▸ Given problem
Give every entry again, word for word.

▸ The records
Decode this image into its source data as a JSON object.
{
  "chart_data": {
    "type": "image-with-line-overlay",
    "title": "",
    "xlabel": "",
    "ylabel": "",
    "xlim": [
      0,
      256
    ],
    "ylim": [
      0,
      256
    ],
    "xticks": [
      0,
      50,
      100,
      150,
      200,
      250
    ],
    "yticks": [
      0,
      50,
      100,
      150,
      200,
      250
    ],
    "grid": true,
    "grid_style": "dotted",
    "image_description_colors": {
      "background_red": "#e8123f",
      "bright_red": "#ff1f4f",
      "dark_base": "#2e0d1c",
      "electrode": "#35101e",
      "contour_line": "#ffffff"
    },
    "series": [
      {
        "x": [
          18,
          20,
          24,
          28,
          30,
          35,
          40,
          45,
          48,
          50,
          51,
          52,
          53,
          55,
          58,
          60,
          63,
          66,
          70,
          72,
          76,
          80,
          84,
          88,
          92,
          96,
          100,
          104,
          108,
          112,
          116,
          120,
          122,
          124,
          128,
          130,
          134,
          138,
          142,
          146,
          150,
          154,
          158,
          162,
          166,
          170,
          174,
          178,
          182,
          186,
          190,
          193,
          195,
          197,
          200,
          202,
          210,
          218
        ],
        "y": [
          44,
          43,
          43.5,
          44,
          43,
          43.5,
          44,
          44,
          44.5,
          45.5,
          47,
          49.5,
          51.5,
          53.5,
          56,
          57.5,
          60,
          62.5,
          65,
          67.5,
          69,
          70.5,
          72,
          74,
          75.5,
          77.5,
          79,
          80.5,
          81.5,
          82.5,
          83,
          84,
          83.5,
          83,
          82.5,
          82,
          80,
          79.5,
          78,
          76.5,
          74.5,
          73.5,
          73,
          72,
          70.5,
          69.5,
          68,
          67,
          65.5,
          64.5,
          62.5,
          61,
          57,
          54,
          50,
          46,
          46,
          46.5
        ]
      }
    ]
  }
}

▸ Answer to the exercise
Decode this image into its source data as a JSON object.
{
  "chart_data": {
    "type": "image-with-line-overlay",
    "title": "",
    "xlabel": "",
    "ylabel": "",
    "xlim": [
      0,
      256
    ],
    "ylim": [
      0,
      256
    ],
    "xticks": [
      0,
      50,
      100,
      150,
      200,
      250
    ],
    "yticks": [
      0,
      50,
      100,
      150,
      200,
      250
    ],
    "grid": true,
    "grid_style": "dotted",
    "image_description_colors": {
      "background_red": "#e8123f",
      "bright_red": "#ff1f4f",
      "dark_base": "#2e0d1c",
      "electrode": "#35101e",
      "contour_line": "#ffffff"
    },
    "series": [
      {
        "x": [
          18,
          20,
          24,
          28,
          30,
          35,
          40,
          45,
          48,
          50,
          51,
          52,
          53,
          55,
          58,
          60,
          63,
          66,
          70,
          72,
          76,
          80,
          84,
          88,
          92,
          96,
          100,
          104,
          108,
          112,
          116,
          120,
          122,
          124,
          128,
          130,
          134,
          138,
          142,
          146,
          150,
          154,
          158,
          162,
          166,
          170,
          174,
          178,
          182,
          186,
          190,
          193,
          195,
          197,
          200,
          202,
          210,
          218
        ],
        "y": [
          44,
          43,
          43.5,
          44,
          43,
          43.5,
          44,
          44,
          44.5,
          45.5,
          47,
          49.5,
          51.5,
          53.5,
          56,
          57.5,
          60,
          62.5,
          65,
          67.5,
          69,
          70.5,
          72,
          74,
          75.5,
          77.5,
          79,
          80.5,
          81.5,
          82.5,
          83,
          84,
          83.5,
          83,
          82.5,
          82,
          80,
          79.5,
          78,
          76.5,
          74.5,
          73.5,
          73,
          72,
          70.5,
          69.5,
          68,
          67,
          65.5,
          64.5,
          62.5,
          61,
          57,
          54,
          50,
          46,
          46,
          46.5
        ]
      }
    ]
  }
}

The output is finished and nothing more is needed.